El interventor. ha acabado su faena y acude a unirse a la tertulia que se desarrolla en el vagón restaurante. Está de buen humor y crea en seguida en torno a sí una expectación de la que es consciente.
El Puerta del Sol es un trabajo codiciado. No da problemas casi nunca. No es como en los trenes que cubren la ruta del Norte, que los interventores tienen que ir en ellos escondidos para que no les abran la cabeza o les tiren del tren:
-No te creas que exagero. Van en bandas de ocho, o diez, o doce, y se pasan el rato en el tren a falta de mejor diversión. Cada viaje le sale a la compañía por 40.000 o 50.000 duros. Se ponen a tirar por la ventanilla los asientos, a romper todo lo que les viene a mano. Y luego esperan el plato fuerte, que es cuando uno de nosotros tiene que pasar el trago de pedirles, el billete. Ahí ya se lo pasan pipa: se dan de codazos unos a otros, se ríen de a ti y te amenazan. Así que lo mejor es desaparecer cuanto antes. Yo, si va uno solo, o si van dos, no tengo ningún miedo, que a mí no me achantan; pero es que suelen ir en grupos de muchos, dispuestos a pasárselo bien con el muñeco. Un día me tuve que estar tirado en el suelo al lado del maquinista, porque tuve una bronca con ellos y se pusieron a esperar al lado del tren con piedras para tirármelas cuando pasara.
◆ ◆ ◆ ◆ ◆
Continúa, por favor, el texto sobre el interventor del Puerta del Sol a partir de su última oración.

(Listado extraído de una colección)
◆ ◆ ◆ ◆ ◆
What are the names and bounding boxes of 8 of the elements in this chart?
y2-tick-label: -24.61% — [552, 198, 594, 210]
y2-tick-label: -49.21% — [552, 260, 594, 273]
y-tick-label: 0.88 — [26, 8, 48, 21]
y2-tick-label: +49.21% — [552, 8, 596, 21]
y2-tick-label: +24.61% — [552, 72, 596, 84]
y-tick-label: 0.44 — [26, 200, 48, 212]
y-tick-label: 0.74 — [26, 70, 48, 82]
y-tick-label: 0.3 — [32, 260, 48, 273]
◆ ◆ ◆ ◆ ◆
◆ RESPUESTA ESCRITA:
Flota por un momento en el ambiente la sospecha del mitin sobre el libertinaje y la democracia, pero se diluye pronto con las aclaraciones. Los sindicatos fueron los primeros en pedir que se quitara a la Guardia Civil de los servicios ferroviarios. Ahora los sindicatos siguen pensando lo mismo, pero quieren una protección para poder trabajar.
-Lo mejor -dice un literista- es que fuera la Policía Nacional.
-Sí -retorna la palabra el interventor-, porque bastaría con que les vieran para que dejaran de pasar cosas tan desagradables.
"Acompáñeme"
Y deja que su sentido del humor corra por encima de las mesas, contando cómo habría que aplicar el reglamento para cobrar las multas previstas a los que no llevan billete:
-Imagínate. Hay que decirles que te acompañen y conducirles a la estación, por supuesto sin tocarles ni un pelo. Yo es que no pongo ni una multa. A los que son buena gente, porque siempre tienen un motivo justificado para no llevar billete, y no les voy a fastidiar, y a los otros, porque a ver quién es el guapo que dice algo cuando te responden que no quieren ir contigo.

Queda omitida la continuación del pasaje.